RECORDS FOR THIS TASK —

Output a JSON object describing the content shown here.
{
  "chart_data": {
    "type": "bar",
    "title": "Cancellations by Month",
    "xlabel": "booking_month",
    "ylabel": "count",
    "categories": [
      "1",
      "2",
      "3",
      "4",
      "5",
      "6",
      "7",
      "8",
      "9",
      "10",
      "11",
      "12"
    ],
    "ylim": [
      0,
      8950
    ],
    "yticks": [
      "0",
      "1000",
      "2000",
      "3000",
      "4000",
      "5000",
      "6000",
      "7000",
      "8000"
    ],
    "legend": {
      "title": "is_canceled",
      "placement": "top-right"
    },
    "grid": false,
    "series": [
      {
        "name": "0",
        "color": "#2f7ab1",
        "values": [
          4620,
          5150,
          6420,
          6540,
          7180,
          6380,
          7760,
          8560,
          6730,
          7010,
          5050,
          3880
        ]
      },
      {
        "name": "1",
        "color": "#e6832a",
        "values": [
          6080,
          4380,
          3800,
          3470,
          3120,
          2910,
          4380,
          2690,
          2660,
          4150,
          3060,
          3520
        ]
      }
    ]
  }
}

TASK — Go through the records above, find every line with the word "title", and list those lines.

RESPONSE TO THIS TASK —
    "title": "Cancellations by Month",
      "title": "is_canceled",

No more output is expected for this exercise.